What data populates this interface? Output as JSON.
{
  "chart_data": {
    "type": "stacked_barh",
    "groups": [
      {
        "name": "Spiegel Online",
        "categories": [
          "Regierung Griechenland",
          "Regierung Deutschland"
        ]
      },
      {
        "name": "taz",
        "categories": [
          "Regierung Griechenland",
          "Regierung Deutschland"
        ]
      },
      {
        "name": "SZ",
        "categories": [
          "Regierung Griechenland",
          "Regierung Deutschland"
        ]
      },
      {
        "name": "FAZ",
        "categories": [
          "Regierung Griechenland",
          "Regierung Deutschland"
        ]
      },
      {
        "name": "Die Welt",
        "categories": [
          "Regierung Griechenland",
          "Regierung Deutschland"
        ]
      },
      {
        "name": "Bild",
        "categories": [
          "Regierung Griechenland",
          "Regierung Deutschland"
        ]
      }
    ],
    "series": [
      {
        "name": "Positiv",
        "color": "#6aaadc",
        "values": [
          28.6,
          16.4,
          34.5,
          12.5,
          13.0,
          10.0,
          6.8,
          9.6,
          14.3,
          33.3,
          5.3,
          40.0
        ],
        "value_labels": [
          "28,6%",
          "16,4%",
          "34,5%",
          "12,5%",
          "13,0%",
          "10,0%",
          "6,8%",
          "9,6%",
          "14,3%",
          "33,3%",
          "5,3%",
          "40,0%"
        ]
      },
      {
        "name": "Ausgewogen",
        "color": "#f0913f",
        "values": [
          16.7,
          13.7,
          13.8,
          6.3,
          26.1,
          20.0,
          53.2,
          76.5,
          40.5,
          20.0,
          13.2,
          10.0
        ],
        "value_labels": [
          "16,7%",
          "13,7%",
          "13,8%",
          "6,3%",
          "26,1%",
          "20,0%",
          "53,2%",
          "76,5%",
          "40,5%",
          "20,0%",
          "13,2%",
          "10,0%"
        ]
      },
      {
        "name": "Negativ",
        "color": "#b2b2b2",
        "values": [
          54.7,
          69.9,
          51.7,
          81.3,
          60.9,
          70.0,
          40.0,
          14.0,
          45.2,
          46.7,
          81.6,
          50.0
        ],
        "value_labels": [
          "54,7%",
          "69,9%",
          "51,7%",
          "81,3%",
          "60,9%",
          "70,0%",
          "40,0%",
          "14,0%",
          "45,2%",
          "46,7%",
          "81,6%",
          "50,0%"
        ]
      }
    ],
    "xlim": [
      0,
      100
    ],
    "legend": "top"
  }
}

________________________________________

Task to carry out:
Check each line of the data above for the word "name" and say how many lines contain it, giving nothing besides the number.

Response to the task:
9